[Stored data entries]

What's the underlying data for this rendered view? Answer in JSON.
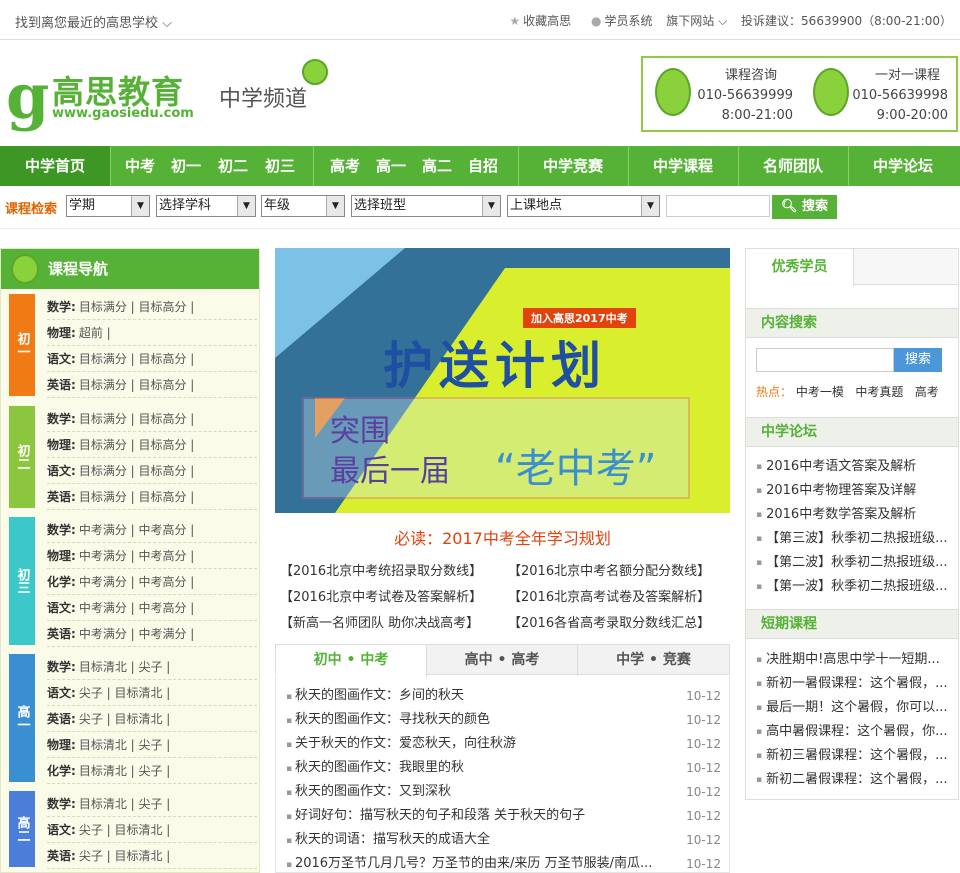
{
  "topbar": {
    "left": "找到离您最近的高思学校 ⌵",
    "favorite": "收藏高思",
    "student": "学员系统",
    "sites": "旗下网站 ⌵",
    "complaint": "投诉建议：56639900（8:00-21:00）"
  },
  "header": {
    "logo_text": "高思教育",
    "logo_url": "www.gaosiedu.com",
    "channel": "中学频道",
    "contact1": {
      "title": "课程咨询",
      "phone": "010-56639999",
      "hours": "8:00-21:00"
    },
    "contact2": {
      "title": "一对一课程",
      "phone": "010-56639998",
      "hours": "9:00-20:00"
    }
  },
  "nav": [
    "中学首页",
    "中考",
    "初一",
    "初二",
    "初三",
    "高考",
    "高一",
    "高二",
    "自招",
    "中学竞赛",
    "中学课程",
    "名师团队",
    "中学论坛"
  ],
  "search": {
    "label": "课程检索",
    "selects": [
      "学期",
      "选择学科",
      "年级",
      "选择班型",
      "上课地点"
    ],
    "button": "搜索"
  },
  "left": {
    "title": "课程导航",
    "groups": [
      {
        "tag": "初一",
        "color": "#f07a14",
        "rows": [
          [
            "数学:",
            "目标满分 | 目标高分 |"
          ],
          [
            "物理:",
            "超前 |"
          ],
          [
            "语文:",
            "目标满分 | 目标高分 |"
          ],
          [
            "英语:",
            "目标满分 | 目标高分 |"
          ]
        ]
      },
      {
        "tag": "初二",
        "color": "#8cc63f",
        "rows": [
          [
            "数学:",
            "目标满分 | 目标高分 |"
          ],
          [
            "物理:",
            "目标满分 | 目标高分 |"
          ],
          [
            "语文:",
            "目标满分 | 目标高分 |"
          ],
          [
            "英语:",
            "目标满分 | 目标高分 |"
          ]
        ]
      },
      {
        "tag": "初三",
        "color": "#3cc8c8",
        "rows": [
          [
            "数学:",
            "中考满分 | 中考高分 |"
          ],
          [
            "物理:",
            "中考满分 | 中考高分 |"
          ],
          [
            "化学:",
            "中考满分 | 中考高分 |"
          ],
          [
            "语文:",
            "中考满分 | 中考高分 |"
          ],
          [
            "英语:",
            "中考满分 | 中考满分 |"
          ]
        ]
      },
      {
        "tag": "高一",
        "color": "#3a8fd0",
        "rows": [
          [
            "数学:",
            "目标清北 | 尖子 |"
          ],
          [
            "语文:",
            "尖子 | 目标清北 |"
          ],
          [
            "英语:",
            "尖子 | 目标清北 |"
          ],
          [
            "物理:",
            "目标清北 | 尖子 |"
          ],
          [
            "化学:",
            "目标清北 | 尖子 |"
          ]
        ]
      },
      {
        "tag": "高二",
        "color": "#4a7ed8",
        "rows": [
          [
            "数学:",
            "目标清北 | 尖子 |"
          ],
          [
            "语文:",
            "尖子 | 目标清北 |"
          ],
          [
            "英语:",
            "尖子 | 目标清北 |"
          ]
        ]
      }
    ]
  },
  "banner": {
    "tag": "加入高思2017中考",
    "main": "护送计划",
    "line1": "突围",
    "line2": "最后一届",
    "quote": "“老中考”"
  },
  "mid": {
    "title": "必读：2017中考全年学习规划",
    "links": [
      "【2016北京中考统招录取分数线】",
      "【2016北京中考名额分配分数线】",
      "【2016北京中考试卷及答案解析】",
      "【2016北京高考试卷及答案解析】",
      "【新高一名师团队 助你决战高考】",
      "【2016各省高考录取分数线汇总】"
    ]
  },
  "tabs": [
    "初中 • 中考",
    "高中 • 高考",
    "中学 • 竞赛"
  ],
  "news": [
    {
      "t": "秋天的图画作文：乡间的秋天",
      "d": "10-12"
    },
    {
      "t": "秋天的图画作文：寻找秋天的颜色",
      "d": "10-12"
    },
    {
      "t": "关于秋天的作文：爱恋秋天，向往秋游",
      "d": "10-12"
    },
    {
      "t": "秋天的图画作文：我眼里的秋",
      "d": "10-12"
    },
    {
      "t": "秋天的图画作文：又到深秋",
      "d": "10-12"
    },
    {
      "t": "好词好句：描写秋天的句子和段落 关于秋天的句子",
      "d": "10-12"
    },
    {
      "t": "秋天的词语：描写秋天的成语大全",
      "d": "10-12"
    },
    {
      "t": "2016万圣节几月几号？万圣节的由来/来历 万圣节服装/南瓜...",
      "d": "10-12"
    }
  ],
  "right": {
    "tab": "优秀学员",
    "search_title": "内容搜索",
    "search_btn": "搜索",
    "hot_label": "热点：",
    "hot": [
      "中考一模",
      "中考真题",
      "高考"
    ],
    "forum_title": "中学论坛",
    "forum": [
      "2016中考语文答案及解析",
      "2016中考物理答案及详解",
      "2016中考数学答案及解析",
      "【第三波】秋季初二热报班级...",
      "【第二波】秋季初二热报班级...",
      "【第一波】秋季初二热报班级..."
    ],
    "short_title": "短期课程",
    "short": [
      "决胜期中!高思中学十一短期...",
      "新初一暑假课程：这个暑假，...",
      "最后一期！这个暑假，你可以...",
      "高中暑假课程：这个暑假，你...",
      "新初三暑假课程：这个暑假，...",
      "新初二暑假课程：这个暑假，..."
    ]
  },
  "colors": {
    "brand": "#56b236",
    "accent": "#e2420c"
  }
}
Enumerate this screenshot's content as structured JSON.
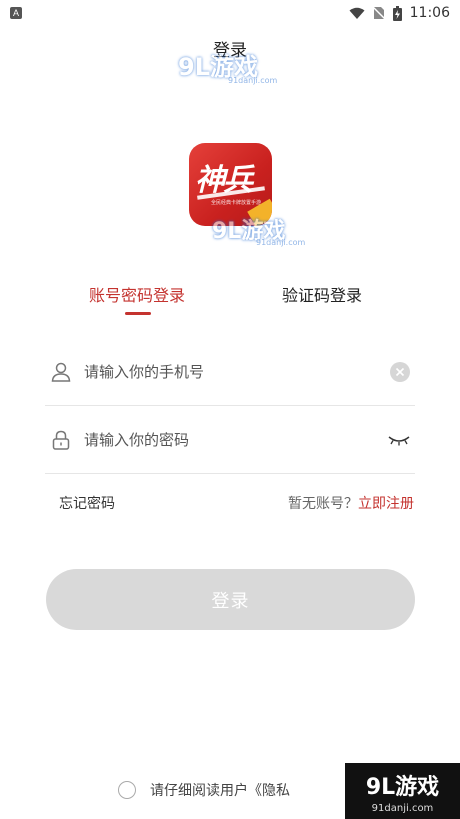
{
  "status_bar": {
    "left_icon": "A",
    "time": "11:06",
    "icons": [
      "wifi-icon",
      "no-sim-icon",
      "battery-charging-icon"
    ]
  },
  "header": {
    "title": "登录"
  },
  "logo": {
    "text": "神兵",
    "subtext": "全民经典卡牌放置手游"
  },
  "tabs": [
    {
      "label": "账号密码登录",
      "active": true
    },
    {
      "label": "验证码登录",
      "active": false
    }
  ],
  "form": {
    "phone": {
      "placeholder": "请输入你的手机号",
      "value": ""
    },
    "password": {
      "placeholder": "请输入你的密码",
      "value": ""
    },
    "forgot_label": "忘记密码",
    "no_account_label": "暂无账号？",
    "register_label": "立即注册",
    "login_button_label": "登录"
  },
  "agreement": {
    "text": "请仔细阅读用户《隐私"
  },
  "watermarks": {
    "mark": "9L游戏",
    "url": "91danji.com"
  },
  "colors": {
    "accent": "#c4332f",
    "button_disabled": "#d9d9d9",
    "divider": "#e6e6e6"
  }
}
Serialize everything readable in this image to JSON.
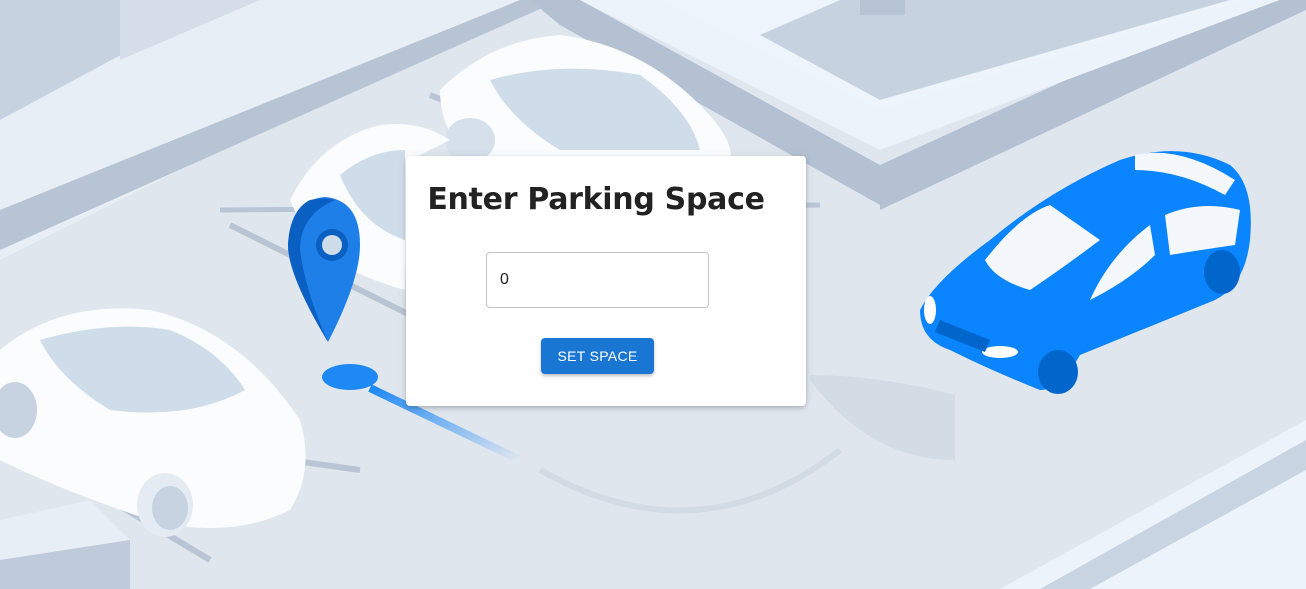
{
  "form": {
    "title": "Enter Parking Space",
    "space_value": "0",
    "submit_label": "SET SPACE"
  },
  "colors": {
    "accent": "#1976d2",
    "car_blue": "#0a84ff",
    "background": "#dde4ec"
  },
  "icons": [
    "location-pin-icon"
  ]
}
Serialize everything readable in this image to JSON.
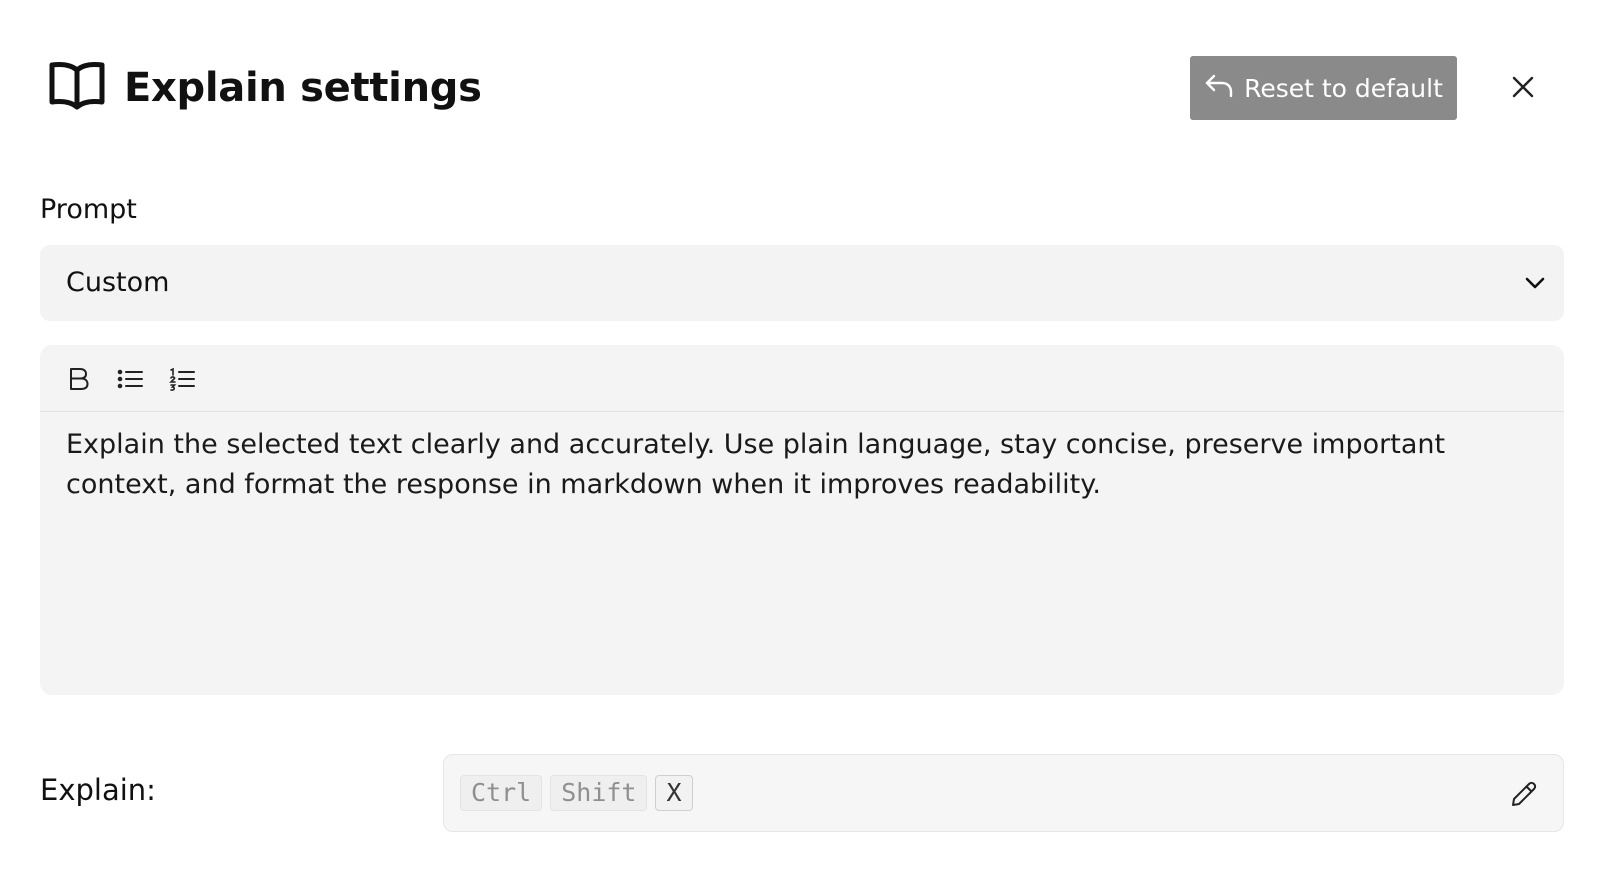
{
  "header": {
    "title": "Explain settings",
    "icon": "book-open-icon",
    "reset_label": "Reset to default",
    "reset_icon": "undo-arrow-icon",
    "close_icon": "close-icon"
  },
  "prompt": {
    "label": "Prompt",
    "selected": "Custom"
  },
  "editor": {
    "toolbar": [
      "bold-icon",
      "bullet-list-icon",
      "numbered-list-icon"
    ],
    "text": "Explain the selected text clearly and accurately. Use plain language, stay concise, preserve important context, and format the response in markdown when it improves readability."
  },
  "shortcut": {
    "label": "Explain:",
    "keys": [
      "Ctrl",
      "Shift",
      "X"
    ],
    "edit_icon": "pencil-icon"
  },
  "colors": {
    "reset_button_bg": "#8a8a8a",
    "field_bg": "#f3f3f3",
    "text": "#111111"
  }
}
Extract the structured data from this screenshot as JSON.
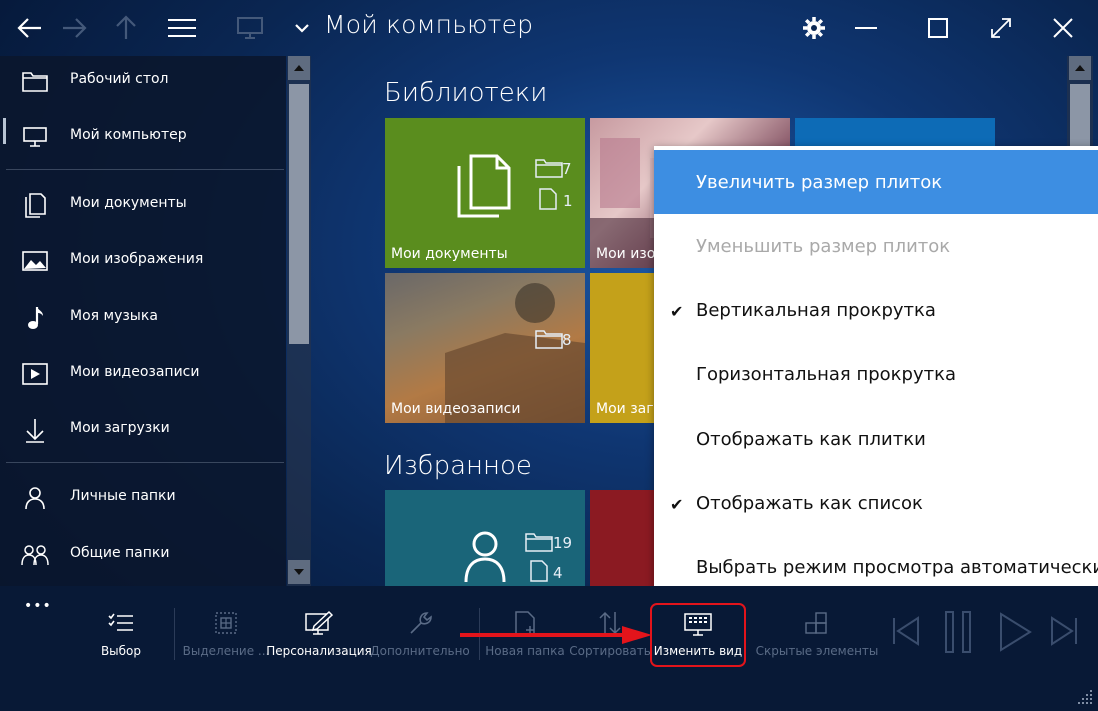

Prompt: Of the lines above, how many hold the string "秋天的图画作文"? Answer with only the number.

Task answer: 4